> **What the task requires**: Select from the data all lines with the word "вернуть".

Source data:
————————

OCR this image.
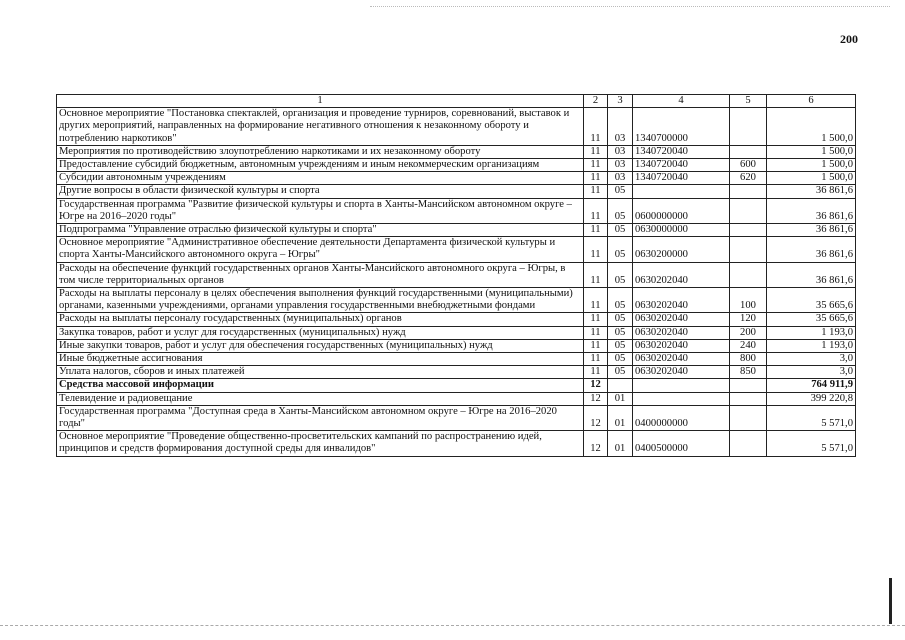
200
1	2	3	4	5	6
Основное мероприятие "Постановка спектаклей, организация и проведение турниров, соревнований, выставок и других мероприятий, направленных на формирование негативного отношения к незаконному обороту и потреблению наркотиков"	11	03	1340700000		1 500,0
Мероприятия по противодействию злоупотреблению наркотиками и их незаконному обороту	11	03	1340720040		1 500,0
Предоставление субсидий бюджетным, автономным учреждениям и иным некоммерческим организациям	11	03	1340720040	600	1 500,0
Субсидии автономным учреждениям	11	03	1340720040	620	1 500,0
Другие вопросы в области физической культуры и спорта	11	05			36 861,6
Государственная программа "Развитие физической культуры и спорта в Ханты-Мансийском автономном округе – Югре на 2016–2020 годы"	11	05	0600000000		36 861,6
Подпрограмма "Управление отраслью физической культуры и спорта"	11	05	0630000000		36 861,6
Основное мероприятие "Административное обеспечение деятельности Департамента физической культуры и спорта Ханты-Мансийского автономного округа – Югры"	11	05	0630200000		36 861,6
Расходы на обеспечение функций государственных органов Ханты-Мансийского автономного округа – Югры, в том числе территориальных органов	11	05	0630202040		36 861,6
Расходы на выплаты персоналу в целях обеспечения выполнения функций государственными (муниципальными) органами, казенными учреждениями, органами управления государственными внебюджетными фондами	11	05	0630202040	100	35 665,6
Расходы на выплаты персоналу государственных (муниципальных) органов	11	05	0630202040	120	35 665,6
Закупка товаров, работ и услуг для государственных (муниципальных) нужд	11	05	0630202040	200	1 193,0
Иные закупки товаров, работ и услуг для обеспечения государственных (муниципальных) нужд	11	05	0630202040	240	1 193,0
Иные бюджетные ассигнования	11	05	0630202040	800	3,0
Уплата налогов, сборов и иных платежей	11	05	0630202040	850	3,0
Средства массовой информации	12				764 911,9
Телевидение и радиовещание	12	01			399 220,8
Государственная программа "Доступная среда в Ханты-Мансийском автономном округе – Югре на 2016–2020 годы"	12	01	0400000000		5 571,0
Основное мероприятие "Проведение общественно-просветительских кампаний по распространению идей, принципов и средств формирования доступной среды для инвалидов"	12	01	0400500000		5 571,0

————————

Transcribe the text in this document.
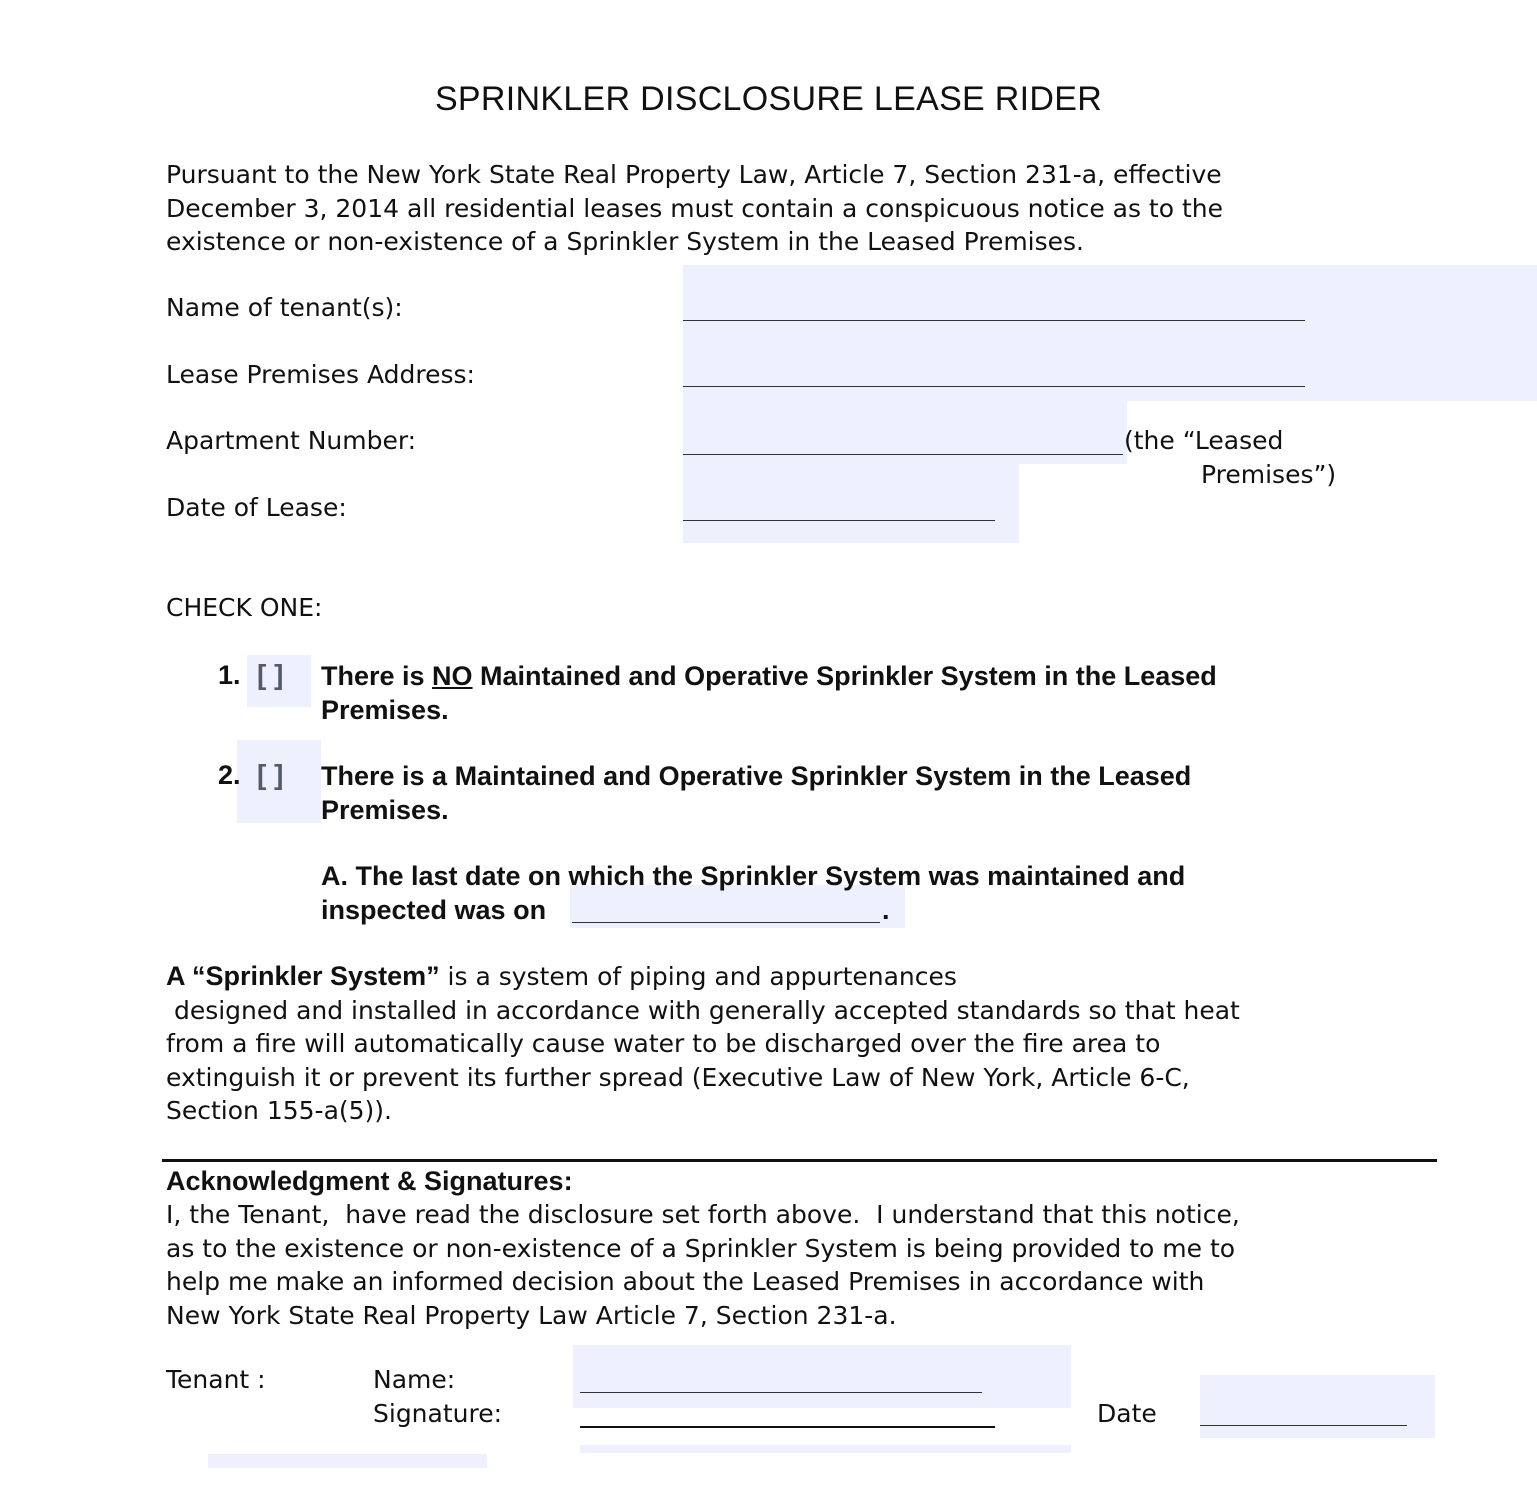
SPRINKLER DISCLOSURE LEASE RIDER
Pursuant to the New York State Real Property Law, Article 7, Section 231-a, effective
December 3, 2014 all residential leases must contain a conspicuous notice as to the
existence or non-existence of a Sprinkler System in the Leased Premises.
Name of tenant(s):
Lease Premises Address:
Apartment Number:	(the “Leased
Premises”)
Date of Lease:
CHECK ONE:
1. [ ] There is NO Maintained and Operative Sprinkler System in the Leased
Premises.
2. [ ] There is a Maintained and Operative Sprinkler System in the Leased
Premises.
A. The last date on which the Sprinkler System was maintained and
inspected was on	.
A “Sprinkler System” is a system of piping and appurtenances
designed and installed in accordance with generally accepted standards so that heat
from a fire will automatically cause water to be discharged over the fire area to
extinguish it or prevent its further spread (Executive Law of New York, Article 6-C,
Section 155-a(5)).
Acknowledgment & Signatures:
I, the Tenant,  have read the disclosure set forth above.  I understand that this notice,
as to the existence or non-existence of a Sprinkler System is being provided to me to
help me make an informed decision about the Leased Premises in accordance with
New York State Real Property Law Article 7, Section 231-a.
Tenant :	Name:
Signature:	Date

————————

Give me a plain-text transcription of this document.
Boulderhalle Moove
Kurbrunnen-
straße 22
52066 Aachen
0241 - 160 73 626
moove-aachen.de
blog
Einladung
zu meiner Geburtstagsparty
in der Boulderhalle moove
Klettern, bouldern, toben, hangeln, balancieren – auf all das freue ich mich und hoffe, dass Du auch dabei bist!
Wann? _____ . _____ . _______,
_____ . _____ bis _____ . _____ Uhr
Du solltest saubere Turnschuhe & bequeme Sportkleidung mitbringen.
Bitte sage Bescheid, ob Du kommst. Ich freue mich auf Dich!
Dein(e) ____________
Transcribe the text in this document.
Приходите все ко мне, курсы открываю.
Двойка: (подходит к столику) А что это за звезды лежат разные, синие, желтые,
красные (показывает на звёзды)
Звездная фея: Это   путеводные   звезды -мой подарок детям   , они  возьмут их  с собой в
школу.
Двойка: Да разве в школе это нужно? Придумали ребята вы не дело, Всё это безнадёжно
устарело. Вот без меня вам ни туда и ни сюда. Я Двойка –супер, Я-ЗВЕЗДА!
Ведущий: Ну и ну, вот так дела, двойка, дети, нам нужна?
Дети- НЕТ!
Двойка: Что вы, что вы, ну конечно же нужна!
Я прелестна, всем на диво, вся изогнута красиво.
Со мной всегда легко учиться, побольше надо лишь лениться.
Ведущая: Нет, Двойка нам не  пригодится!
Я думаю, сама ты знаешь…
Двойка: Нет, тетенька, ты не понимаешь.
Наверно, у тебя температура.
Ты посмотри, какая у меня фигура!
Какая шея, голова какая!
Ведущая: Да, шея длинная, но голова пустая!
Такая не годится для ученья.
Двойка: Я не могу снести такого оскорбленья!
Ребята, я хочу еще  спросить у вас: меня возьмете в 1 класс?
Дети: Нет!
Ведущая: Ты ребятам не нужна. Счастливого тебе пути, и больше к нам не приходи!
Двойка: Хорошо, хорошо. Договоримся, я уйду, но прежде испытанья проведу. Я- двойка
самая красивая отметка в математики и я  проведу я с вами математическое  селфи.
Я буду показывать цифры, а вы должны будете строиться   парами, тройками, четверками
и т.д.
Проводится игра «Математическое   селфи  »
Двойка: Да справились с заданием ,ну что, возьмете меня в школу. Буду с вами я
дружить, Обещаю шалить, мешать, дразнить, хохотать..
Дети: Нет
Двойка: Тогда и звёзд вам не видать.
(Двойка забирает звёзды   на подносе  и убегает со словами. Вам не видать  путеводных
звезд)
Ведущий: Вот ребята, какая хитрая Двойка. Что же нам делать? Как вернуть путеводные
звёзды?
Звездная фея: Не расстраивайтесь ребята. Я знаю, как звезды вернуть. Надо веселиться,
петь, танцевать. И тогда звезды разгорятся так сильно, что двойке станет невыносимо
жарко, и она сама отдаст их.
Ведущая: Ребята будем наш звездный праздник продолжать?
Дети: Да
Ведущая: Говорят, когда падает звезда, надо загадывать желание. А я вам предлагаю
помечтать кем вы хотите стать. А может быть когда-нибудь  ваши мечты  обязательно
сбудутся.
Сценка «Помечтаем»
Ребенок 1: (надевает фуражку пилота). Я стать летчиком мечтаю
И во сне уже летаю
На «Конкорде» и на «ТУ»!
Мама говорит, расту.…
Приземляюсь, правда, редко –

————————

> **Response**:
Ведущий: Вот ребята, какая хитрая Двойка. Что же нам делать? Как вернуть путеводные
Звездная фея: Не расстраивайтесь ребята. Я знаю, как звезды вернуть. Надо веселиться,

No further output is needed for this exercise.